(Figure collection entries)
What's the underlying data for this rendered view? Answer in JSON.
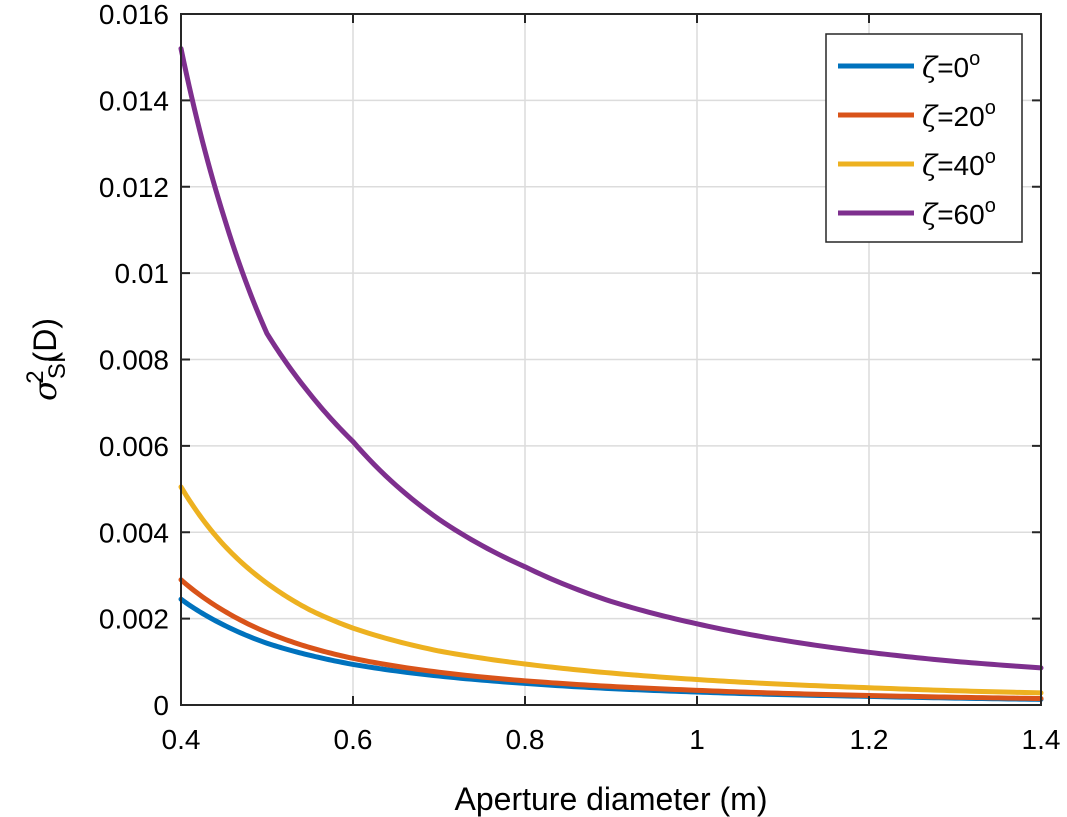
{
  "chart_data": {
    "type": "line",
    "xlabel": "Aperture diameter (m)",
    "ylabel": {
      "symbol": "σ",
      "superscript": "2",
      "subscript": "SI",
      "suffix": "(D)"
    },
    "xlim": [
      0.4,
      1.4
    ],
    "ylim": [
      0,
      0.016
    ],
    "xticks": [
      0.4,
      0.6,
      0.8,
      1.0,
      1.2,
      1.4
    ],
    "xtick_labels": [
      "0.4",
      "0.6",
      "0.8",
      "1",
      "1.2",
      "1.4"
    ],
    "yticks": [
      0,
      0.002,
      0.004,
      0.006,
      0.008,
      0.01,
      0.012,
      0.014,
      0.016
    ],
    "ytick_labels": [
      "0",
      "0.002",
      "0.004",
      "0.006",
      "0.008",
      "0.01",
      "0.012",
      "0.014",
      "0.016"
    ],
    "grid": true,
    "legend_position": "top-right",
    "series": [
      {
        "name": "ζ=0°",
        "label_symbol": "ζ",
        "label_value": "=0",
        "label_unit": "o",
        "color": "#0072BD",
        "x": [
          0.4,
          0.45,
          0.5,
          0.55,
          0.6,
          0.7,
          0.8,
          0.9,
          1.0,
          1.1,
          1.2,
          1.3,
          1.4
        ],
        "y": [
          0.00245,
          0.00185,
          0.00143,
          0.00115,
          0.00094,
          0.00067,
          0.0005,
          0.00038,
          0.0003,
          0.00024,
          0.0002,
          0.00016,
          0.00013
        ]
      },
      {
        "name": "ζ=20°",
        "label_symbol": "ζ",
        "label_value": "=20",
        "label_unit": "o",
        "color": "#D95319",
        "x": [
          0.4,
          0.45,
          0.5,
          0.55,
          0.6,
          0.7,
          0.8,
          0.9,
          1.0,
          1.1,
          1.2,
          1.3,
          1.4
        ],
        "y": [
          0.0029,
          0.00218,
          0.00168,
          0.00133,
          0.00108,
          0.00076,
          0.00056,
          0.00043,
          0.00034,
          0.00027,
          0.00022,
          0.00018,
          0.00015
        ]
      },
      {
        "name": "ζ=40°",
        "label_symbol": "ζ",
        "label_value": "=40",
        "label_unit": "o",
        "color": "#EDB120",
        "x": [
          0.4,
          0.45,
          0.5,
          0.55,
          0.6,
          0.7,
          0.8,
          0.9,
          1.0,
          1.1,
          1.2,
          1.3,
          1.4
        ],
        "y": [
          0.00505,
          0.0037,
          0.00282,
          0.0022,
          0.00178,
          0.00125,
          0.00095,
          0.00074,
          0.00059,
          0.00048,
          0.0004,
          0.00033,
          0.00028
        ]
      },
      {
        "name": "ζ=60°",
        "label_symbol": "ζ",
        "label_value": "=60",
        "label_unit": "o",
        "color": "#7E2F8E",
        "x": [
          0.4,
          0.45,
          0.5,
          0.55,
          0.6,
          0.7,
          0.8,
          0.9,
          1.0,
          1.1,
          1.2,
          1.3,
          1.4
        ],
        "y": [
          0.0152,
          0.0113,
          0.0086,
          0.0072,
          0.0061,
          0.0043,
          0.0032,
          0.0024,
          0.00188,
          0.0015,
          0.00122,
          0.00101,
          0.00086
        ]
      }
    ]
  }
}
...
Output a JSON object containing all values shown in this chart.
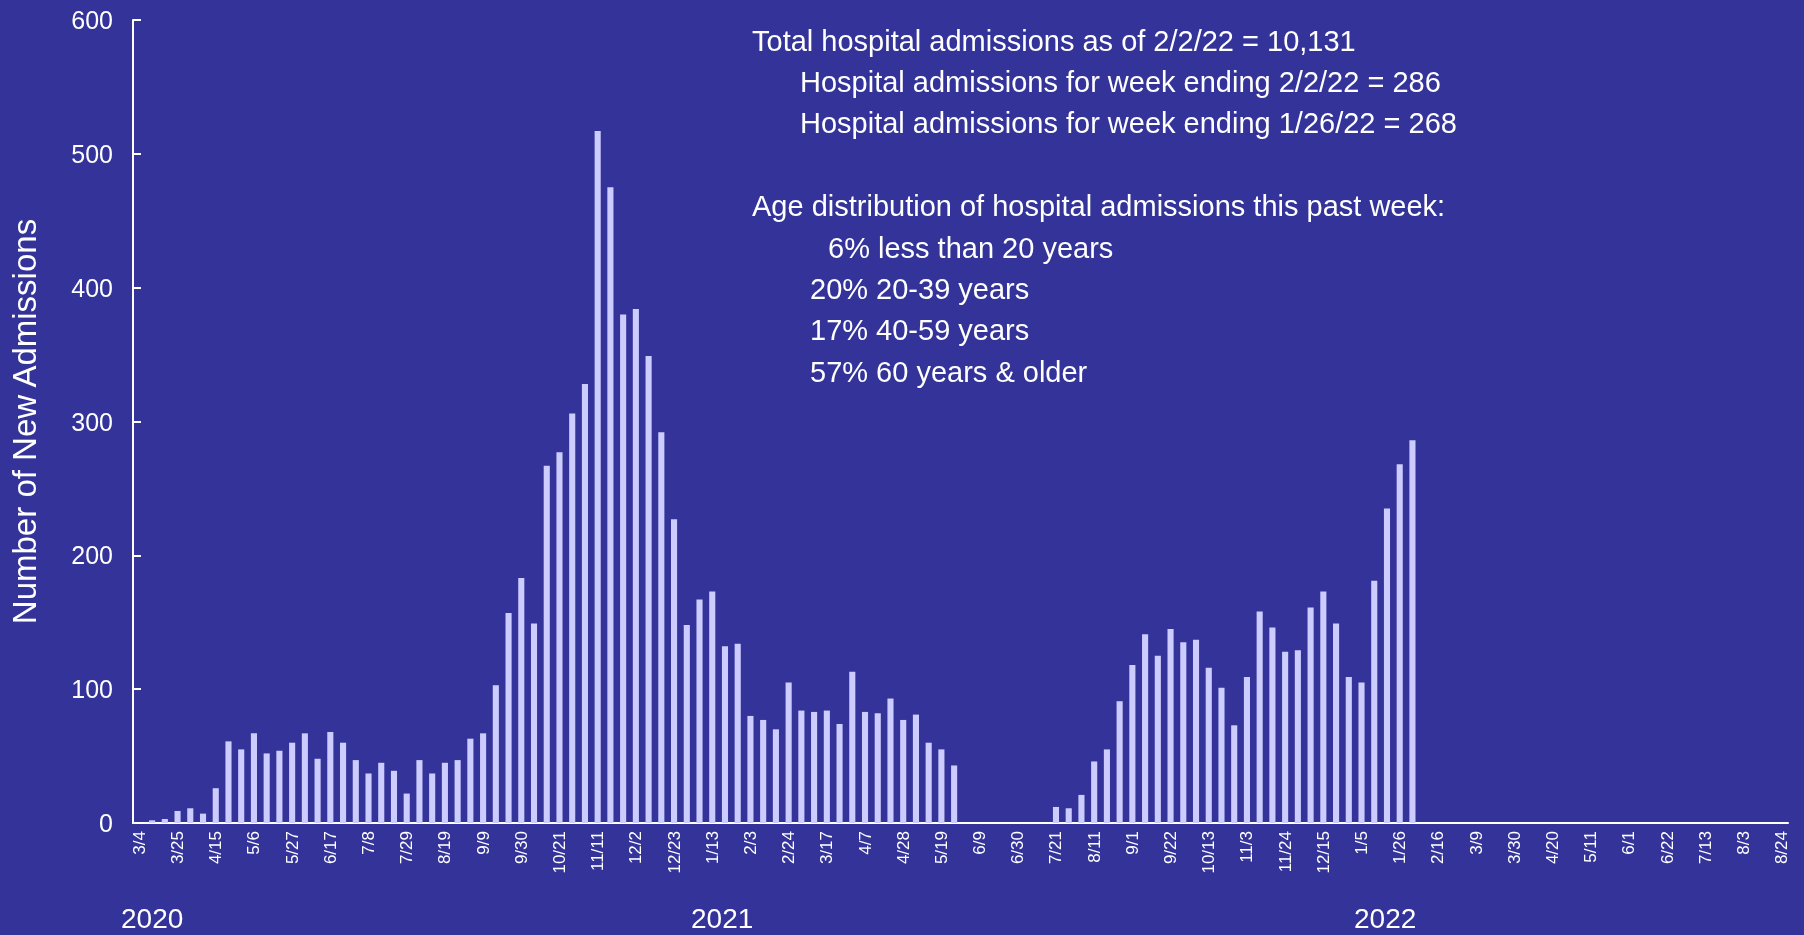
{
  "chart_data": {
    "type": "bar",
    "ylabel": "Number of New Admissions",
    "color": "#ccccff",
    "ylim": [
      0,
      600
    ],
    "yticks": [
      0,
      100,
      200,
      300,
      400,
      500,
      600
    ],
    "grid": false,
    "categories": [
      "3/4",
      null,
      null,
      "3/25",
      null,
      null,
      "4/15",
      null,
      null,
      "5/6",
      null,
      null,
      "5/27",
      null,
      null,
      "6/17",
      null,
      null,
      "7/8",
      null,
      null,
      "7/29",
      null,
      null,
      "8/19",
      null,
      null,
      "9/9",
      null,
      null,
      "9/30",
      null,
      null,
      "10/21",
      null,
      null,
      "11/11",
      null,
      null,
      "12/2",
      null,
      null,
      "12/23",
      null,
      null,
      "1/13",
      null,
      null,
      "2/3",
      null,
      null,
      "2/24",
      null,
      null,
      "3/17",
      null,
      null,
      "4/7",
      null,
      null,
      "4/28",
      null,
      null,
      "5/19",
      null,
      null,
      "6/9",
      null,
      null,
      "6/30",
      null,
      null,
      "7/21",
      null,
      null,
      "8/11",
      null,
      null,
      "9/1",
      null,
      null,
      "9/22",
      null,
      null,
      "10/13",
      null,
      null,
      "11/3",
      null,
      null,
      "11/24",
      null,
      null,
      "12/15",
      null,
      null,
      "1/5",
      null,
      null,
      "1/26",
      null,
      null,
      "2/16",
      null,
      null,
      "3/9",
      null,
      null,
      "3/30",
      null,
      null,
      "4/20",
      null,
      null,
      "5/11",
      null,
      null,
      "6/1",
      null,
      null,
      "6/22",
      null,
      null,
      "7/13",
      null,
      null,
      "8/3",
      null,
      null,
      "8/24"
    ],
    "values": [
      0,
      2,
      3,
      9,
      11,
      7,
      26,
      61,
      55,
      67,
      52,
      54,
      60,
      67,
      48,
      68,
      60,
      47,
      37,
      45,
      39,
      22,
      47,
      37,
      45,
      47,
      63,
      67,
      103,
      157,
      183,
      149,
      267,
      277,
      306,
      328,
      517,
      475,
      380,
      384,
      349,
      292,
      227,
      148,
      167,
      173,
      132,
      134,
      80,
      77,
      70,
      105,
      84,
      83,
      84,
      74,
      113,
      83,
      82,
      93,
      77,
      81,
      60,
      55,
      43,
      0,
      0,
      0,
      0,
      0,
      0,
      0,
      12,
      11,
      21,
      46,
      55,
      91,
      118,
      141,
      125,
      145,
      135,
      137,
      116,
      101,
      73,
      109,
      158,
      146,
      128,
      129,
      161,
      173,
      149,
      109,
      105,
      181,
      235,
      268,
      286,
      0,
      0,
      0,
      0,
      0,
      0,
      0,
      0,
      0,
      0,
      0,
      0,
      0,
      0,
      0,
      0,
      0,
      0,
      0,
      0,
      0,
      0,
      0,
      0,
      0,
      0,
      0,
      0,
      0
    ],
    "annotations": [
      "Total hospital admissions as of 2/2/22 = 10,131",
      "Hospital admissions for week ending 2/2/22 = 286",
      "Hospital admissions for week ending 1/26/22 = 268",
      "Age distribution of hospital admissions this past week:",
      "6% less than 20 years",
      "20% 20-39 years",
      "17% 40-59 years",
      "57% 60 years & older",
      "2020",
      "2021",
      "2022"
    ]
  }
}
...
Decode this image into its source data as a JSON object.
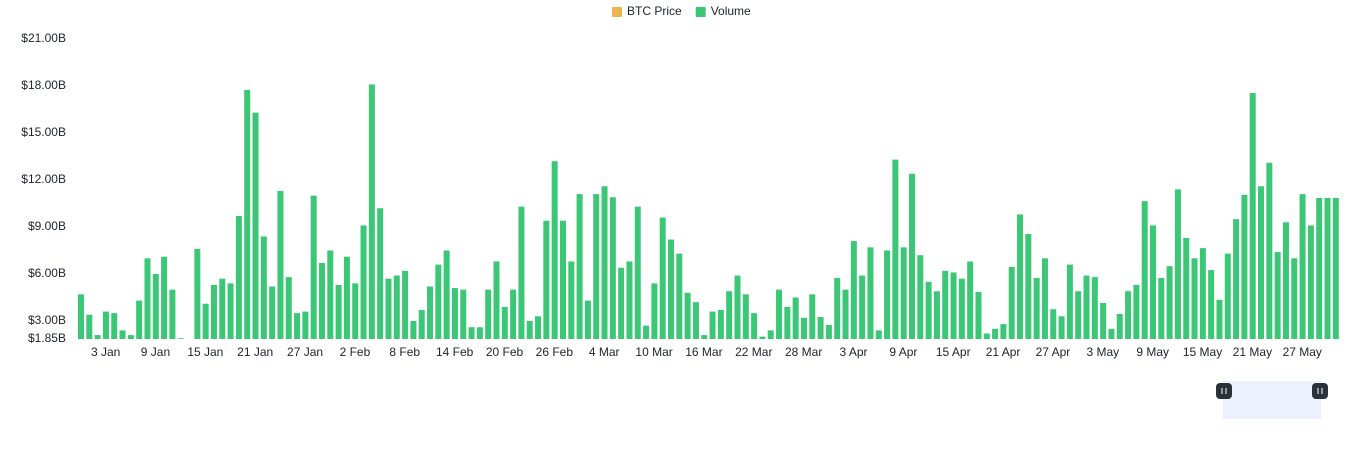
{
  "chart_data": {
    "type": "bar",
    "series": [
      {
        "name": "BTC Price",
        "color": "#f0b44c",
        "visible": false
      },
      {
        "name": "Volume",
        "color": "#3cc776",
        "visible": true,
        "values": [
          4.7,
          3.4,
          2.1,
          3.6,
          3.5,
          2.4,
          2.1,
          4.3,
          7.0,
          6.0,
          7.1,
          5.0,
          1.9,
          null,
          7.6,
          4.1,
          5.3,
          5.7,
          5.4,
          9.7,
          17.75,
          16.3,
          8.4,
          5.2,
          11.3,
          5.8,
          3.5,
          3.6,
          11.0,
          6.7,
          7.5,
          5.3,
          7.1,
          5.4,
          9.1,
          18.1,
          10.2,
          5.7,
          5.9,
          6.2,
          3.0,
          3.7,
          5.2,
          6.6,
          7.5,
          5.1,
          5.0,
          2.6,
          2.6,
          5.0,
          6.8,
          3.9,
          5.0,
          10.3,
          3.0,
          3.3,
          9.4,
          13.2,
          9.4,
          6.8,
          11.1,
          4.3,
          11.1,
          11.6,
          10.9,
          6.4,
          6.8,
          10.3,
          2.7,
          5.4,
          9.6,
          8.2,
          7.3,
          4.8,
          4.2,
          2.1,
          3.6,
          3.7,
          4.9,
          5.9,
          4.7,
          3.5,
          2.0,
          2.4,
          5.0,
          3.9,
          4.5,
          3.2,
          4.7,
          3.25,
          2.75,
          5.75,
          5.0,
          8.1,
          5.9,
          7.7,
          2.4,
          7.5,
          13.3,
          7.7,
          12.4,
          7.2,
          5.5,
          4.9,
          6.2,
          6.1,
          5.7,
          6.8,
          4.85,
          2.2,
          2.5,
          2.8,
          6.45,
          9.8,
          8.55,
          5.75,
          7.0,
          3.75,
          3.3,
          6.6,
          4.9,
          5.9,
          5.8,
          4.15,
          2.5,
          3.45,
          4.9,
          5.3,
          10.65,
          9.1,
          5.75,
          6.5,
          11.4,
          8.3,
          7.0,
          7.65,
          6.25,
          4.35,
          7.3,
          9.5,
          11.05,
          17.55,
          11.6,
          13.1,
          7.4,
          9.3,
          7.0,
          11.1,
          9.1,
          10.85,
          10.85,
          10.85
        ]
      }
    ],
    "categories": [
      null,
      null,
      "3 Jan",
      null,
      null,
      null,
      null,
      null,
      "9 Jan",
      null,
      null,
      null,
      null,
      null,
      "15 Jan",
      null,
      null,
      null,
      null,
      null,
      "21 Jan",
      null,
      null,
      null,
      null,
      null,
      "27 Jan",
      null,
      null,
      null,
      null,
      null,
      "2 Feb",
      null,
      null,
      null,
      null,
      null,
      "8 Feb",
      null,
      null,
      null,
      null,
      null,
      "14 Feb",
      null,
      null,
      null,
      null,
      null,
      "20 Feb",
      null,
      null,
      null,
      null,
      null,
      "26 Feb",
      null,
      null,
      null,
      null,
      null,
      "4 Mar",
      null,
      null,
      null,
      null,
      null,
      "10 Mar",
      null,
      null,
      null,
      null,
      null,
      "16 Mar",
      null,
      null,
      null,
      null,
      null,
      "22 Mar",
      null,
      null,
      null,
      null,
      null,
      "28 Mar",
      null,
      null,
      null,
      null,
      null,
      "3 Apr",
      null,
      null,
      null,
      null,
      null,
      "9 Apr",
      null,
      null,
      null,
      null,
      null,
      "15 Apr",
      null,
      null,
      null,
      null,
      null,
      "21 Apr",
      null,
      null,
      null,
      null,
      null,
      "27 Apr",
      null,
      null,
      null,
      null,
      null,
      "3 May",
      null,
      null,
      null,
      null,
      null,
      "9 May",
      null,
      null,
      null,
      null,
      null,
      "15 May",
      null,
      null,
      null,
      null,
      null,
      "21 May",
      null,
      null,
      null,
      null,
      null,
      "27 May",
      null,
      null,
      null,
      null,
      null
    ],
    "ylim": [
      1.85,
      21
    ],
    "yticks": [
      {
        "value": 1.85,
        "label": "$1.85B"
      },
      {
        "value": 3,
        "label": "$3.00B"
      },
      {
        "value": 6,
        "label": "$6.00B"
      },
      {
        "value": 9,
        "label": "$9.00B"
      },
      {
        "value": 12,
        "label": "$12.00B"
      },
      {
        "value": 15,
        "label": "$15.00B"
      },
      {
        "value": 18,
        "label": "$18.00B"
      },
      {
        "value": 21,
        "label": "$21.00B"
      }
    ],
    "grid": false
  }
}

--- OBJECTIVE ---
Tell how many lines contain the word "week", using only the number.

--- ANSWER TO THE PROBLEM ---
3